■ PROBLEM STATEMENT ■
Restate the whole listing word for word. Pictures are left out.

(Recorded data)
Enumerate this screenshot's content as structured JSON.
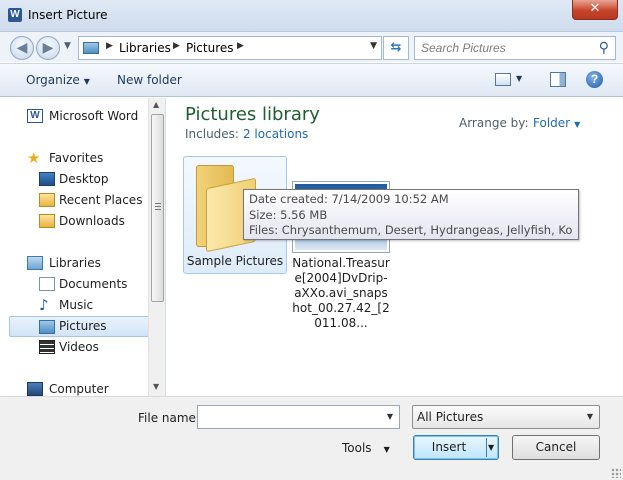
{
  "window": {
    "title": "Insert Picture",
    "app_icon": "W",
    "close_glyph": "✕"
  },
  "address_bar": {
    "crumbs": [
      "Libraries",
      "Pictures"
    ],
    "search_placeholder": "Search Pictures"
  },
  "command_bar": {
    "organize": "Organize",
    "new_folder": "New folder"
  },
  "nav_pane": {
    "items": [
      {
        "label": "Microsoft Word",
        "icon": "word-icon",
        "top": true
      },
      {
        "label": "Favorites",
        "icon": "star-icon",
        "top": true
      },
      {
        "label": "Desktop",
        "icon": "desktop-icon"
      },
      {
        "label": "Recent Places",
        "icon": "recent-places-icon"
      },
      {
        "label": "Downloads",
        "icon": "downloads-icon"
      },
      {
        "label": "Libraries",
        "icon": "libraries-icon",
        "top": true
      },
      {
        "label": "Documents",
        "icon": "documents-icon"
      },
      {
        "label": "Music",
        "icon": "music-icon"
      },
      {
        "label": "Pictures",
        "icon": "pictures-icon",
        "selected": true
      },
      {
        "label": "Videos",
        "icon": "videos-icon"
      },
      {
        "label": "Computer",
        "icon": "computer-icon",
        "top": true
      }
    ]
  },
  "content": {
    "title": "Pictures library",
    "includes_label": "Includes:",
    "includes_link": "2 locations",
    "arrange_label": "Arrange by:",
    "arrange_value": "Folder",
    "folder_tile": {
      "label": "Sample Pictures"
    },
    "file_tile": {
      "label": "National.Treasure[2004]DvDrip-aXXo.avi_snapshot_00.27.42_[2011.08..."
    },
    "tooltip": {
      "date_created": "Date created: 7/14/2009 10:52 AM",
      "size": "Size: 5.56 MB",
      "files": "Files: Chrysanthemum, Desert, Hydrangeas, Jellyfish, Koala, ..."
    }
  },
  "bottom": {
    "file_name_label": "File name:",
    "file_name_value": "",
    "filter_value": "All Pictures",
    "tools_label": "Tools",
    "insert_label": "Insert",
    "cancel_label": "Cancel"
  },
  "colors": {
    "library_title": "#1e5e33",
    "link": "#1f6cb0",
    "selection": "#d3e4f7"
  }
}
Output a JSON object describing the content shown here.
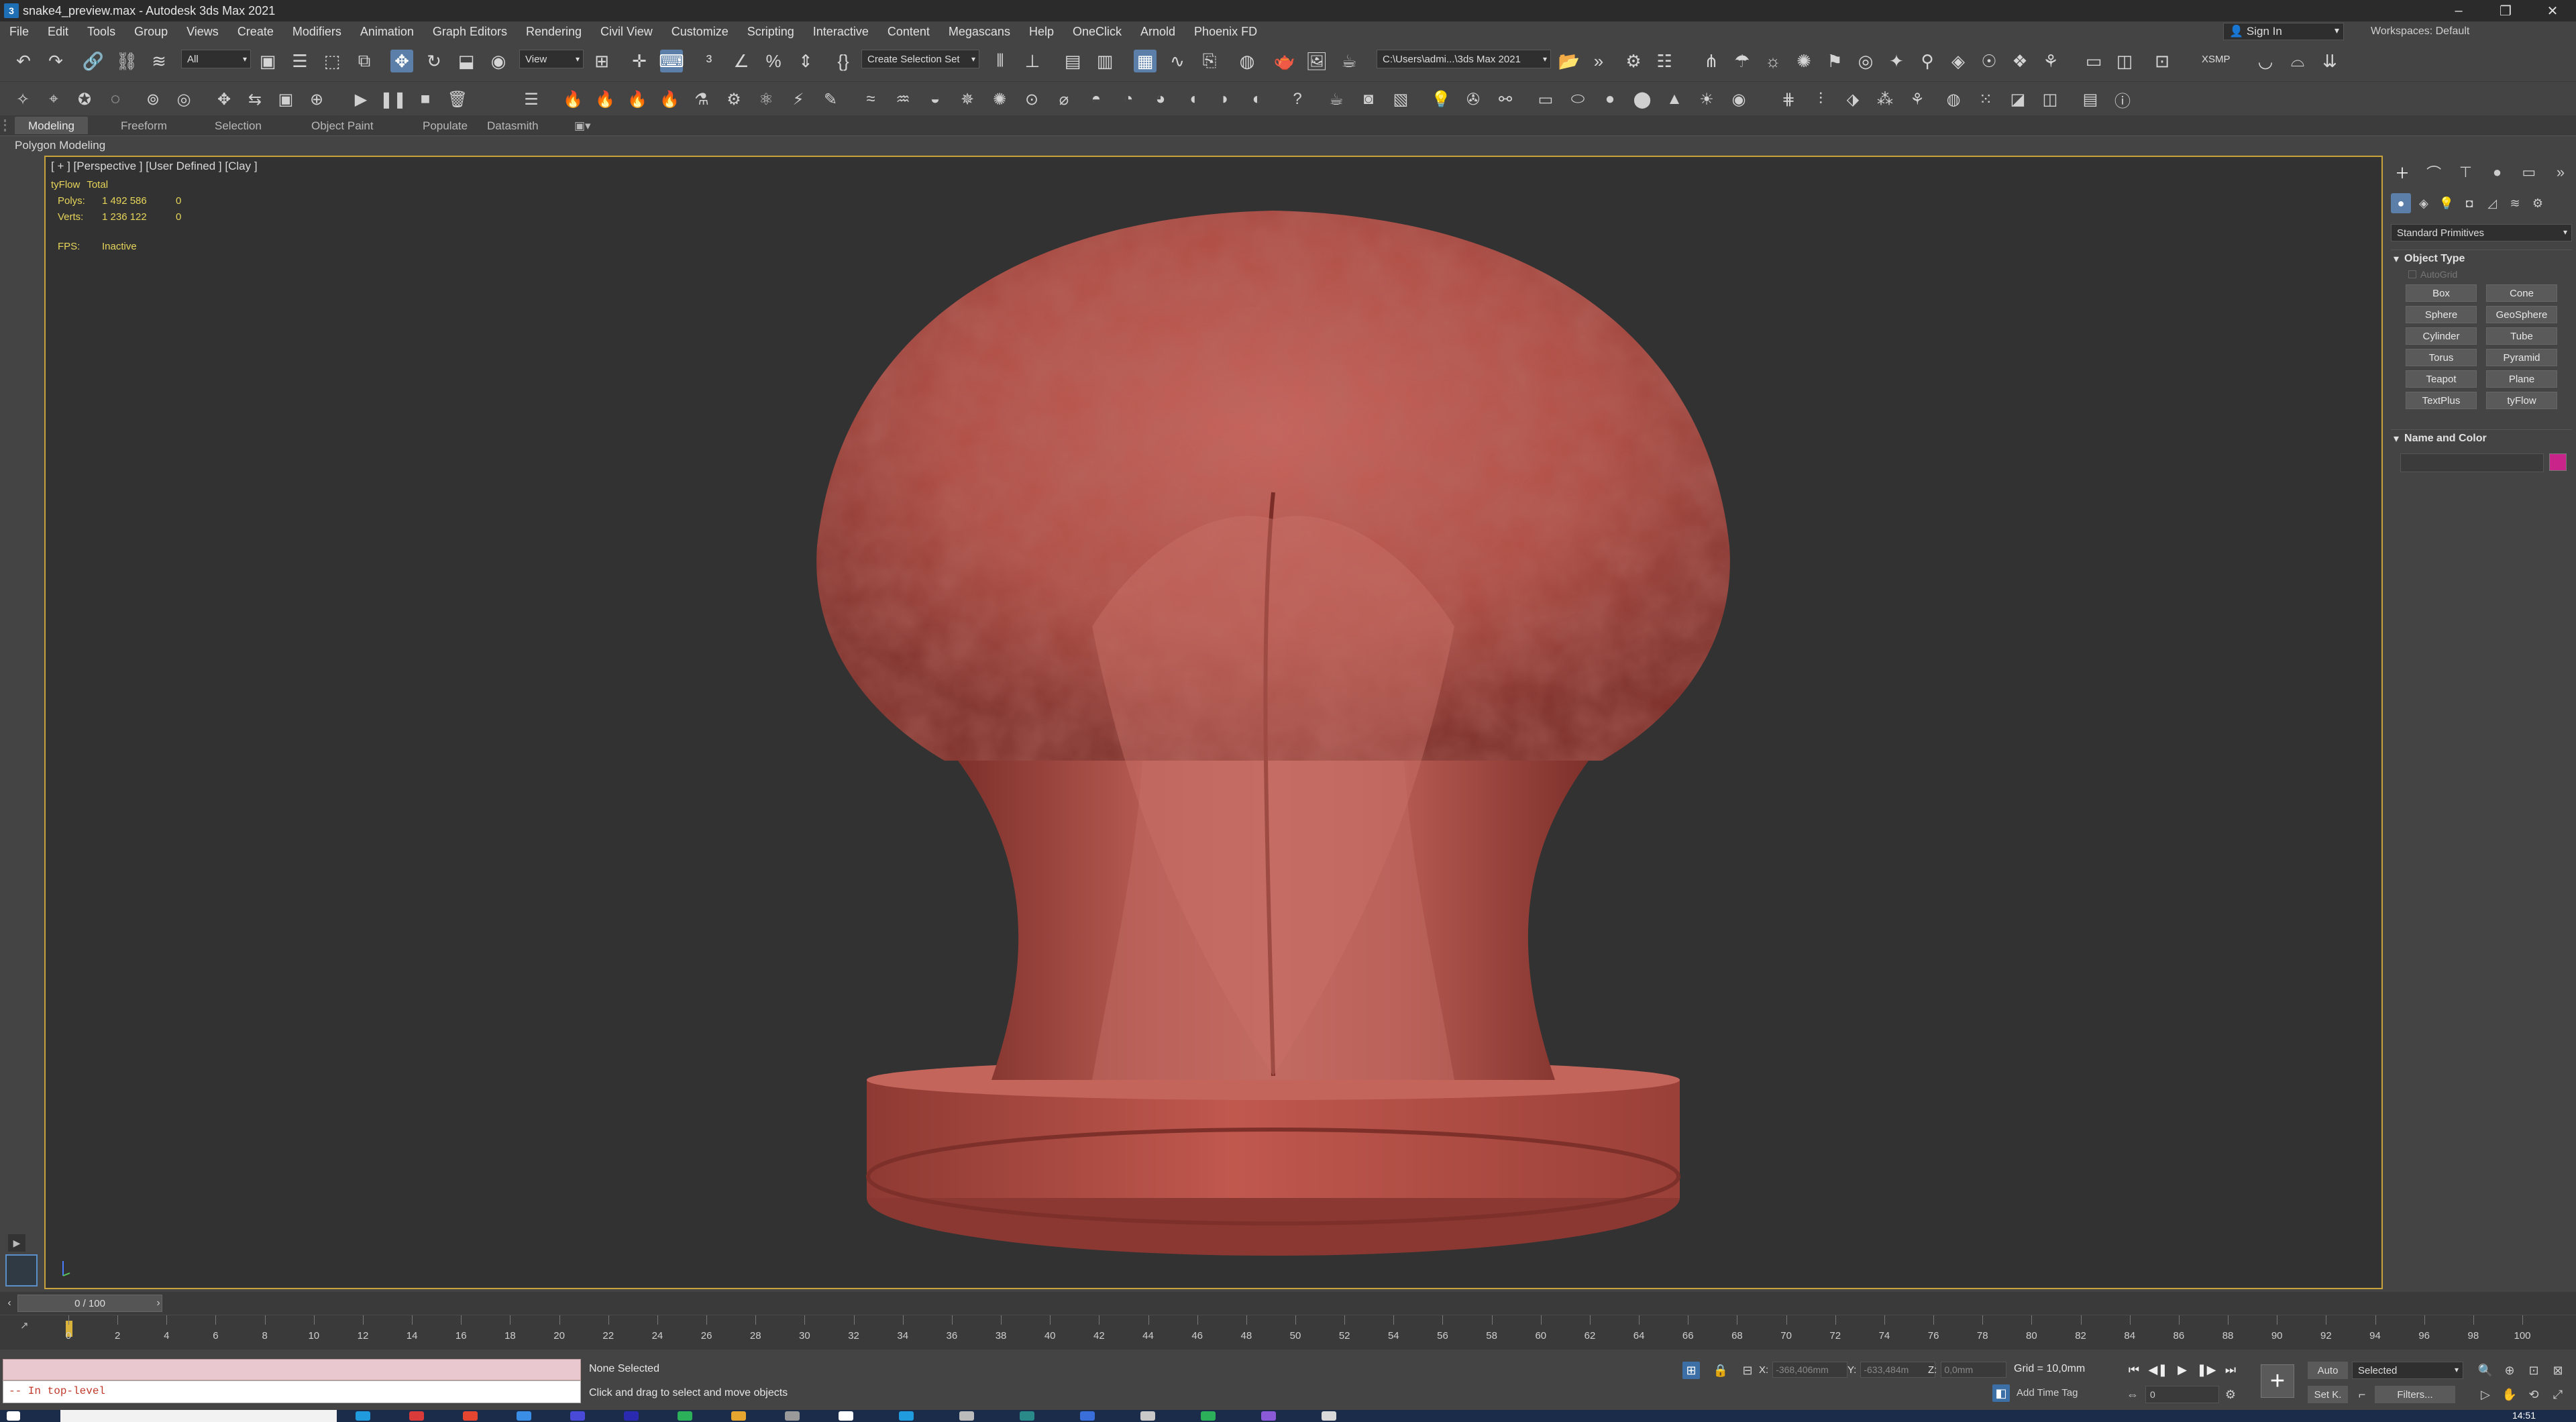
{
  "window": {
    "title": "snake4_preview.max - Autodesk 3ds Max 2021",
    "app_icon": "3"
  },
  "menu": {
    "items": [
      "File",
      "Edit",
      "Tools",
      "Group",
      "Views",
      "Create",
      "Modifiers",
      "Animation",
      "Graph Editors",
      "Rendering",
      "Civil View",
      "Customize",
      "Scripting",
      "Interactive",
      "Content",
      "Megascans",
      "Help",
      "OneClick",
      "Arnold",
      "Phoenix FD"
    ],
    "sign_in": "Sign In",
    "workspaces_label": "Workspaces: Default"
  },
  "toolbar": {
    "selection_filter": "All",
    "ref_coord": "View",
    "named_selection": "Create Selection Set",
    "project_path": "C:\\Users\\admi...\\3ds Max 2021",
    "xsmp_label": "XSMP"
  },
  "ribbon": {
    "tabs": [
      "Modeling",
      "Freeform",
      "Selection",
      "Object Paint",
      "Populate",
      "Datasmith"
    ],
    "active_tab": "Modeling",
    "panel_label": "Polygon Modeling"
  },
  "viewport": {
    "label": "[ + ] [Perspective ] [User Defined ] [Clay ]",
    "stats_header": [
      "tyFlow",
      "Total"
    ],
    "polys_label": "Polys:",
    "polys_total": "1 492 586",
    "polys_sel": "0",
    "verts_label": "Verts:",
    "verts_total": "1 236 122",
    "verts_sel": "0",
    "fps_label": "FPS:",
    "fps_value": "Inactive",
    "model_color": "#b5483f"
  },
  "command_panel": {
    "category": "Standard Primitives",
    "object_type_title": "Object Type",
    "autogrid": "AutoGrid",
    "buttons": [
      "Box",
      "Cone",
      "Sphere",
      "GeoSphere",
      "Cylinder",
      "Tube",
      "Torus",
      "Pyramid",
      "Teapot",
      "Plane",
      "TextPlus",
      "tyFlow"
    ],
    "name_color_title": "Name and Color",
    "object_color": "#c8248a"
  },
  "timeline": {
    "frame_counter": "0 / 100",
    "ticks": [
      0,
      2,
      4,
      6,
      8,
      10,
      12,
      14,
      16,
      18,
      20,
      22,
      24,
      26,
      28,
      30,
      32,
      34,
      36,
      38,
      40,
      42,
      44,
      46,
      48,
      50,
      52,
      54,
      56,
      58,
      60,
      62,
      64,
      66,
      68,
      70,
      72,
      74,
      76,
      78,
      80,
      82,
      84,
      86,
      88,
      90,
      92,
      94,
      96,
      98,
      100
    ]
  },
  "status": {
    "listener_output": "-- In top-level",
    "selection": "None Selected",
    "prompt": "Click and drag to select and move objects",
    "x_label": "X:",
    "x_value": "-368,406mm",
    "y_label": "Y:",
    "y_value": "-633,484m",
    "z_label": "Z:",
    "z_value": "0,0mm",
    "grid": "Grid = 10,0mm",
    "add_time_tag": "Add Time Tag",
    "current_frame": "0",
    "auto_key": "Auto",
    "set_key": "Set K.",
    "key_filter_select": "Selected",
    "filters": "Filters...",
    "clock": "14:51"
  }
}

■ SOLUTION ■
Enumerate this screenshot's content as structured JSON.
{
  "window": {
    "title": "Insert Picture",
    "app_icon": "W",
    "close_glyph": "✕"
  },
  "address_bar": {
    "crumbs": [
      "Libraries",
      "Pictures"
    ],
    "search_placeholder": "Search Pictures"
  },
  "command_bar": {
    "organize": "Organize",
    "new_folder": "New folder"
  },
  "nav_pane": {
    "items": [
      {
        "label": "Microsoft Word",
        "icon": "word-icon",
        "top": true
      },
      {
        "label": "Favorites",
        "icon": "star-icon",
        "top": true
      },
      {
        "label": "Desktop",
        "icon": "desktop-icon"
      },
      {
        "label": "Recent Places",
        "icon": "recent-places-icon"
      },
      {
        "label": "Downloads",
        "icon": "downloads-icon"
      },
      {
        "label": "Libraries",
        "icon": "libraries-icon",
        "top": true
      },
      {
        "label": "Documents",
        "icon": "documents-icon"
      },
      {
        "label": "Music",
        "icon": "music-icon"
      },
      {
        "label": "Pictures",
        "icon": "pictures-icon",
        "selected": true
      },
      {
        "label": "Videos",
        "icon": "videos-icon"
      },
      {
        "label": "Computer",
        "icon": "computer-icon",
        "top": true
      }
    ]
  },
  "content": {
    "title": "Pictures library",
    "includes_label": "Includes:",
    "includes_link": "2 locations",
    "arrange_label": "Arrange by:",
    "arrange_value": "Folder",
    "folder_tile": {
      "label": "Sample Pictures"
    },
    "file_tile": {
      "label": "National.Treasure[2004]DvDrip-aXXo.avi_snapshot_00.27.42_[2011.08..."
    },
    "tooltip": {
      "date_created": "Date created: 7/14/2009 10:52 AM",
      "size": "Size: 5.56 MB",
      "files": "Files: Chrysanthemum, Desert, Hydrangeas, Jellyfish, Koala, ..."
    }
  },
  "bottom": {
    "file_name_label": "File name:",
    "file_name_value": "",
    "filter_value": "All Pictures",
    "tools_label": "Tools",
    "insert_label": "Insert",
    "cancel_label": "Cancel"
  },
  "colors": {
    "library_title": "#1e5e33",
    "link": "#1f6cb0",
    "selection": "#d3e4f7"
  }
}
Output a JSON object describing the content shown here.
{
  "window": {
    "title": "snake4_preview.max - Autodesk 3ds Max 2021",
    "app_icon": "3"
  },
  "menu": {
    "items": [
      "File",
      "Edit",
      "Tools",
      "Group",
      "Views",
      "Create",
      "Modifiers",
      "Animation",
      "Graph Editors",
      "Rendering",
      "Civil View",
      "Customize",
      "Scripting",
      "Interactive",
      "Content",
      "Megascans",
      "Help",
      "OneClick",
      "Arnold",
      "Phoenix FD"
    ],
    "sign_in": "Sign In",
    "workspaces_label": "Workspaces: Default"
  },
  "toolbar": {
    "selection_filter": "All",
    "ref_coord": "View",
    "named_selection": "Create Selection Set",
    "project_path": "C:\\Users\\admi...\\3ds Max 2021",
    "xsmp_label": "XSMP"
  },
  "ribbon": {
    "tabs": [
      "Modeling",
      "Freeform",
      "Selection",
      "Object Paint",
      "Populate",
      "Datasmith"
    ],
    "active_tab": "Modeling",
    "panel_label": "Polygon Modeling"
  },
  "viewport": {
    "label": "[ + ] [Perspective ] [User Defined ] [Clay ]",
    "stats_header": [
      "tyFlow",
      "Total"
    ],
    "polys_label": "Polys:",
    "polys_total": "1 492 586",
    "polys_sel": "0",
    "verts_label": "Verts:",
    "verts_total": "1 236 122",
    "verts_sel": "0",
    "fps_label": "FPS:",
    "fps_value": "Inactive",
    "model_color": "#b5483f"
  },
  "command_panel": {
    "category": "Standard Primitives",
    "object_type_title": "Object Type",
    "autogrid": "AutoGrid",
    "buttons": [
      "Box",
      "Cone",
      "Sphere",
      "GeoSphere",
      "Cylinder",
      "Tube",
      "Torus",
      "Pyramid",
      "Teapot",
      "Plane",
      "TextPlus",
      "tyFlow"
    ],
    "name_color_title": "Name and Color",
    "object_color": "#c8248a"
  },
  "timeline": {
    "frame_counter": "0 / 100",
    "ticks": [
      0,
      2,
      4,
      6,
      8,
      10,
      12,
      14,
      16,
      18,
      20,
      22,
      24,
      26,
      28,
      30,
      32,
      34,
      36,
      38,
      40,
      42,
      44,
      46,
      48,
      50,
      52,
      54,
      56,
      58,
      60,
      62,
      64,
      66,
      68,
      70,
      72,
      74,
      76,
      78,
      80,
      82,
      84,
      86,
      88,
      90,
      92,
      94,
      96,
      98,
      100
    ]
  },
  "status": {
    "listener_output": "-- In top-level",
    "selection": "None Selected",
    "prompt": "Click and drag to select and move objects",
    "x_label": "X:",
    "x_value": "-368,406mm",
    "y_label": "Y:",
    "y_value": "-633,484m",
    "z_label": "Z:",
    "z_value": "0,0mm",
    "grid": "Grid = 10,0mm",
    "add_time_tag": "Add Time Tag",
    "current_frame": "0",
    "auto_key": "Auto",
    "set_key": "Set K.",
    "key_filter_select": "Selected",
    "filters": "Filters...",
    "clock": "14:51"
  }
}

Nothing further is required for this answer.